Sunday, December 24

Finishing Guide: Andy completes Takom's 1/35th scale M3 Lee

Andy Moore has given us his build sequence after the In-box review of Takom's M3 Lee, and now we see how he puts it all together in the end in today's third article. He included some great tips & tricks you might want to use on your own build. See how it all wraps up with the help of AMMO shades and an Evolution Miniatures tanker in the final part...
Construction Guide: M3 Lee Early – US Medium Tank
Manufacturer – Takom
Kit Number - 2085
Scale - 1/35
Price -  ¥4,640 • $43 • £32 • €36 from Hobbylink Japan

When we last left Takom's new M3 Lee, it was fully built up, minus the link and length tracks, and with the addition of some nice turned metal barrels courtesy of RB Models. Time then to hit it with some olive drab, and get it ready for a spot of Soviet lend-lease action.
The first step was to give it all a good coat of primer. This will give a good base for the following paint layers, and also tie in all the turned metal and etched brass components. In this case I went with AMMO's regular black primer as this provides a strong base on both metal and plastic parts, and leaves a nice smooth finish for the main paint coats.

•••••

Repeat word for word the passage of the M3 Lee finishing guide starting at "Sunday, December 24" and ending at "the final part...".

DATA SECTION ▸
•••••

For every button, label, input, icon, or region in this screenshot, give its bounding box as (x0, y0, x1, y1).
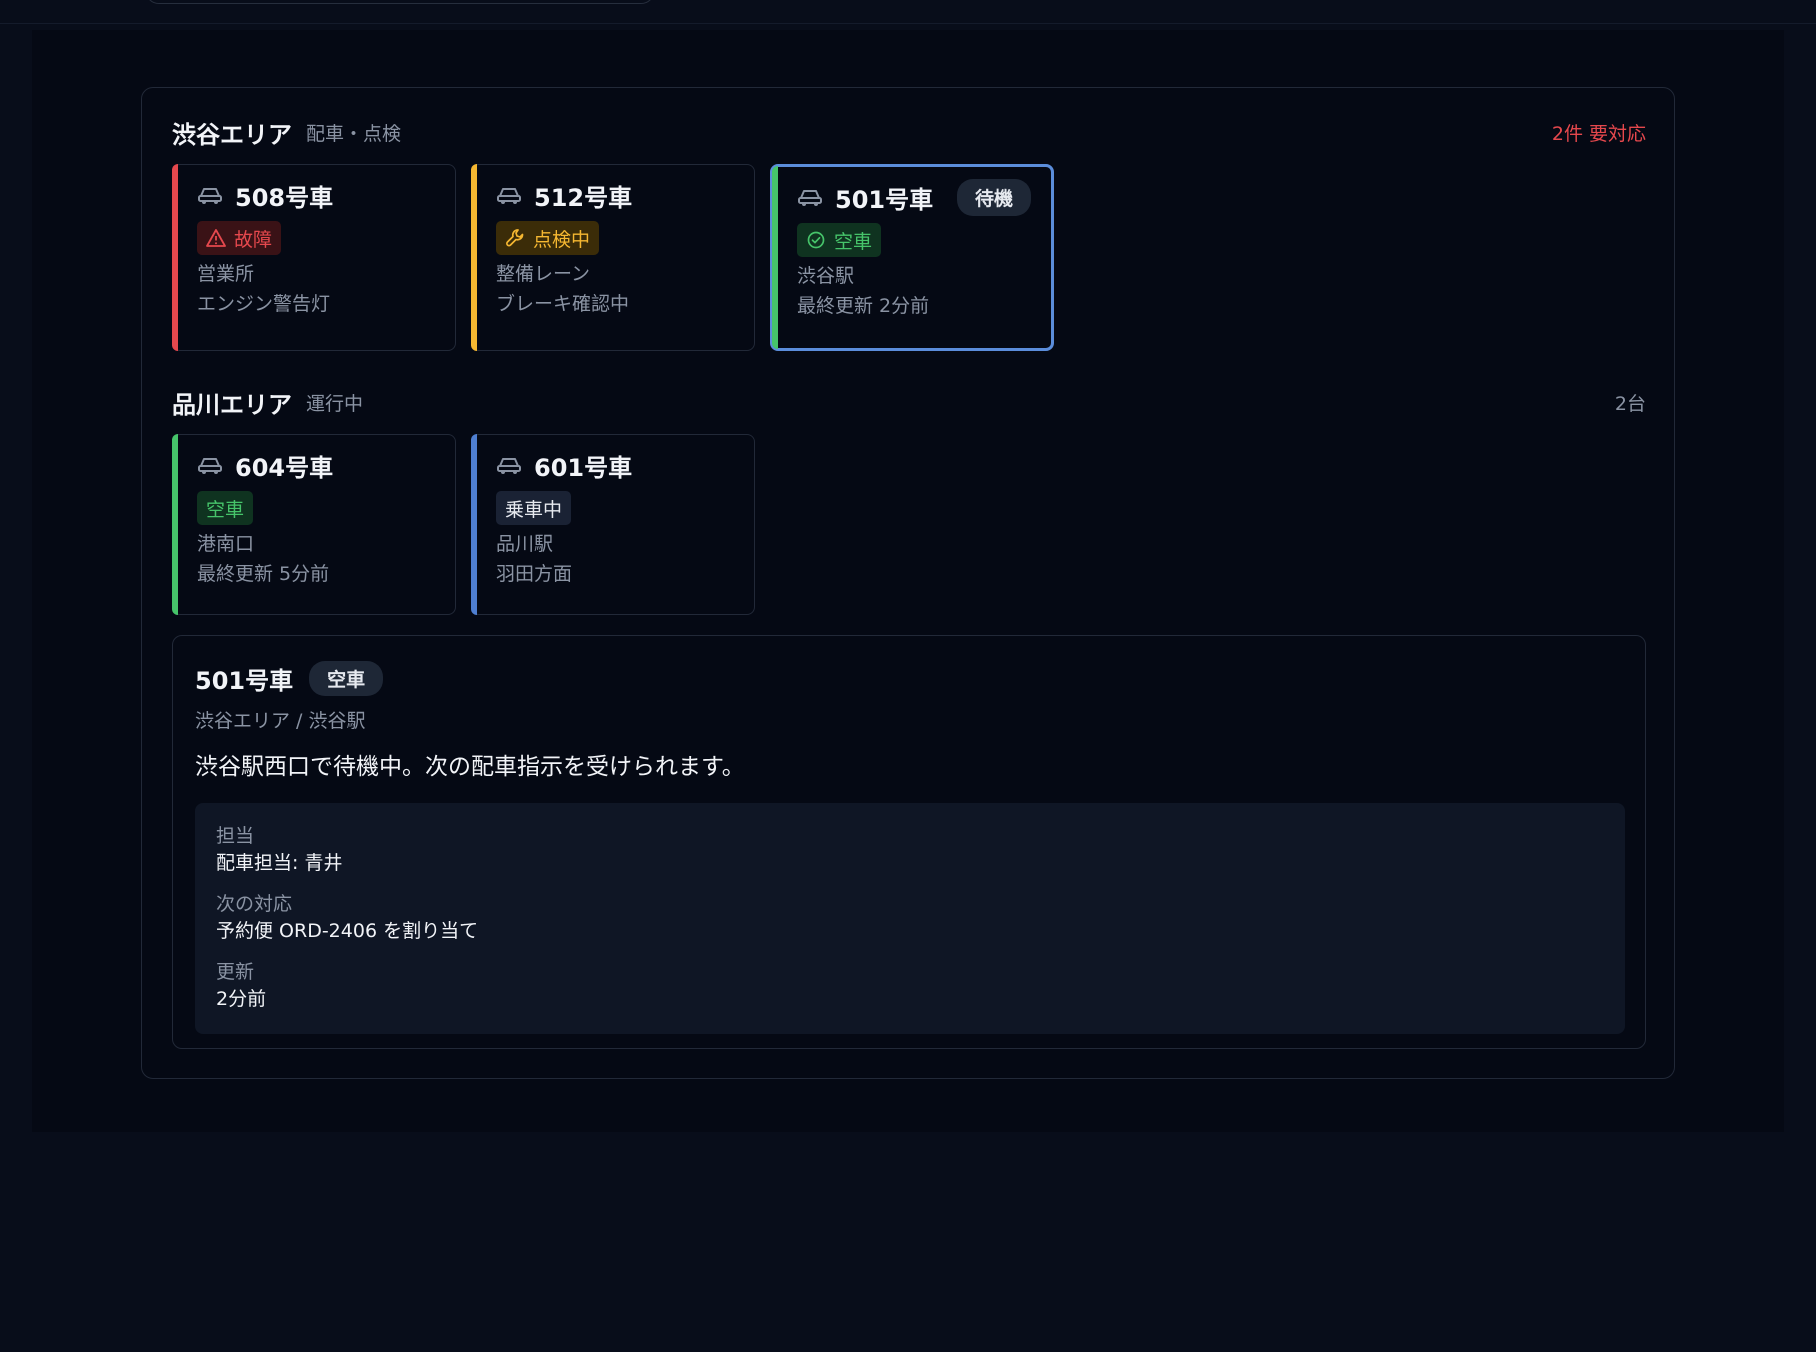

•••••

TASK RESPONSE ▸
Sunday, December 24

Finishing Guide: Andy completes Takom's 1/35th scale M3 Lee

Andy Moore has given us his build sequence after the In-box review of Takom's M3 Lee, and now we see how he puts it all together in the end in today's third article. He included some great tips & tricks you might want to use on your own build. See how it all wraps up with the help of AMMO shades and an Evolution Miniatures tanker in the final part...